▶ _GIVEN DATA_
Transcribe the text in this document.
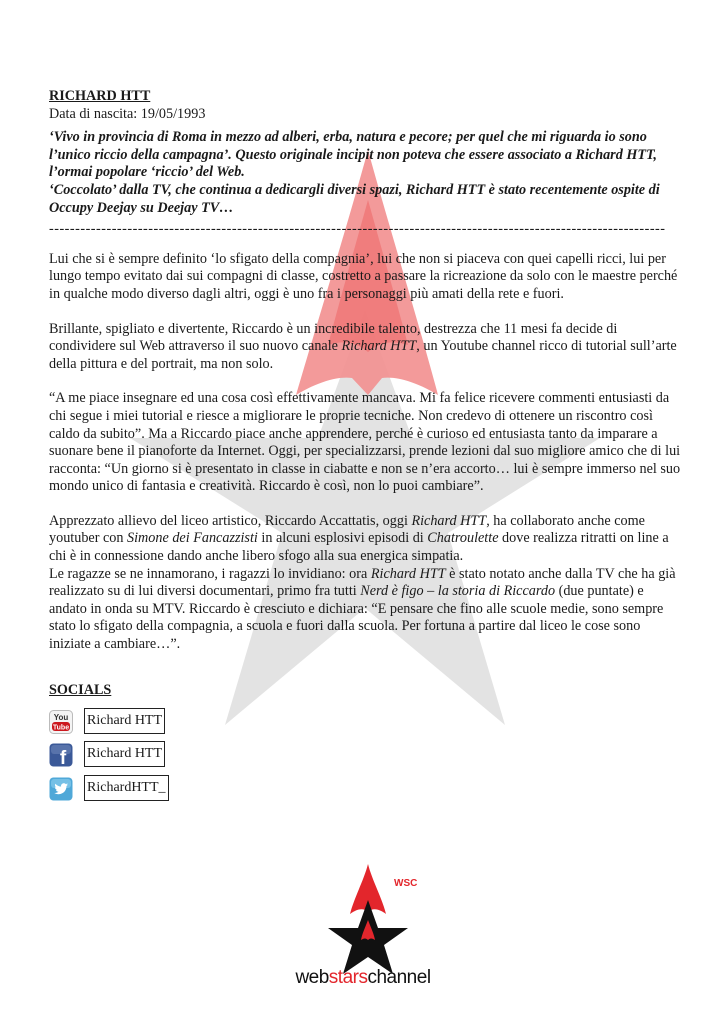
RICHARD HTT
Data di nascita: 19/05/1993
‘Vivo in provincia di Roma in mezzo ad alberi, erba, natura e pecore; per quel che mi riguarda io sono l’unico riccio della campagna’. Questo originale incipit non poteva che essere associato a Richard HTT, l’ormai popolare ‘riccio’ del Web.
‘Coccolato’ dalla TV, che continua a dedicargli diversi spazi, Richard HTT è stato recentemente ospite di Occupy Deejay su Deejay TV…
----------------------------------------------------------------------------------------------------------------------

Lui che si è sempre definito ‘lo sfigato della compagnia’, lui che non si piaceva con quei capelli ricci, lui per lungo tempo evitato dai sui compagni di classe, costretto a passare la ricreazione da solo con le maestre perché in qualche modo diverso dagli altri, oggi è uno fra i personaggi più amati della rete e fuori.

Brillante, spigliato e divertente, Riccardo è un incredibile talento, destrezza che 11 mesi fa decide di condividere sul Web attraverso il suo nuovo canale Richard HTT, un Youtube channel ricco di tutorial sull’arte della pittura e del portrait, ma non solo.

“A me piace insegnare ed una cosa così effettivamente mancava. Mi fa felice ricevere commenti entusiasti da chi segue i miei tutorial e riesce a migliorare le proprie tecniche. Non credevo di ottenere un riscontro così caldo da subito”. Ma a Riccardo piace anche apprendere, perché è curioso ed entusiasta tanto da imparare a suonare bene il pianoforte da Internet. Oggi, per specializzarsi, prende lezioni dal suo migliore amico che di lui racconta: “Un giorno si è presentato in classe in ciabatte e non se n’era accorto… lui è sempre immerso nel suo mondo unico di fantasia e creatività. Riccardo è così, non lo puoi cambiare”.

Apprezzato allievo del liceo artistico, Riccardo Accattatis, oggi Richard HTT, ha collaborato anche come youtuber con Simone dei Fancazzisti in alcuni esplosivi episodi di Chatroulette dove realizza ritratti on line a chi è in connessione dando anche libero sfogo alla sua energica simpatia.

Le ragazze se ne innamorano, i ragazzi lo invidiano: ora Richard HTT è stato notato anche dalla TV che ha già realizzato su di lui diversi documentari, primo fra tutti Nerd è figo – la storia di Riccardo (due puntate) e andato in onda su MTV. Riccardo è cresciuto e dichiara: “E pensare che fino alle scuole medie, sono sempre stato lo sfigato della compagnia, a scuola e fuori dalla scuola. Per fortuna a partire dal liceo le cose sono iniziate a cambiare…”.

SOCIALS
You
Tube Richard HTT
f Richard HTT
RichardHTT_
WSC
webstarschannel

▶ _YOUR GOAL_
Go through the material above and print all of it exactly, except the pictures.

▶ _EXERCISE ANSWER_
Transcribe the text in this document.
RICHARD HTT
Data di nascita: 19/05/1993
‘Vivo in provincia di Roma in mezzo ad alberi, erba, natura e pecore; per quel che mi riguarda io sono l’unico riccio della campagna’. Questo originale incipit non poteva che essere associato a Richard HTT, l’ormai popolare ‘riccio’ del Web.
‘Coccolato’ dalla TV, che continua a dedicargli diversi spazi, Richard HTT è stato recentemente ospite di Occupy Deejay su Deejay TV…
----------------------------------------------------------------------------------------------------------------------

Lui che si è sempre definito ‘lo sfigato della compagnia’, lui che non si piaceva con quei capelli ricci, lui per lungo tempo evitato dai sui compagni di classe, costretto a passare la ricreazione da solo con le maestre perché in qualche modo diverso dagli altri, oggi è uno fra i personaggi più amati della rete e fuori.

Brillante, spigliato e divertente, Riccardo è un incredibile talento, destrezza che 11 mesi fa decide di condividere sul Web attraverso il suo nuovo canale Richard HTT, un Youtube channel ricco di tutorial sull’arte della pittura e del portrait, ma non solo.

“A me piace insegnare ed una cosa così effettivamente mancava. Mi fa felice ricevere commenti entusiasti da chi segue i miei tutorial e riesce a migliorare le proprie tecniche. Non credevo di ottenere un riscontro così caldo da subito”. Ma a Riccardo piace anche apprendere, perché è curioso ed entusiasta tanto da imparare a suonare bene il pianoforte da Internet. Oggi, per specializzarsi, prende lezioni dal suo migliore amico che di lui racconta: “Un giorno si è presentato in classe in ciabatte e non se n’era accorto… lui è sempre immerso nel suo mondo unico di fantasia e creatività. Riccardo è così, non lo puoi cambiare”.

Apprezzato allievo del liceo artistico, Riccardo Accattatis, oggi Richard HTT, ha collaborato anche come youtuber con Simone dei Fancazzisti in alcuni esplosivi episodi di Chatroulette dove realizza ritratti on line a chi è in connessione dando anche libero sfogo alla sua energica simpatia.

Le ragazze se ne innamorano, i ragazzi lo invidiano: ora Richard HTT è stato notato anche dalla TV che ha già realizzato su di lui diversi documentari, primo fra tutti Nerd è figo – la storia di Riccardo (due puntate) e andato in onda su MTV. Riccardo è cresciuto e dichiara: “E pensare che fino alle scuole medie, sono sempre stato lo sfigato della compagnia, a scuola e fuori dalla scuola. Per fortuna a partire dal liceo le cose sono iniziate a cambiare…”.

SOCIALS
You
Tube Richard HTT
f Richard HTT
RichardHTT_
WSC
webstarschannel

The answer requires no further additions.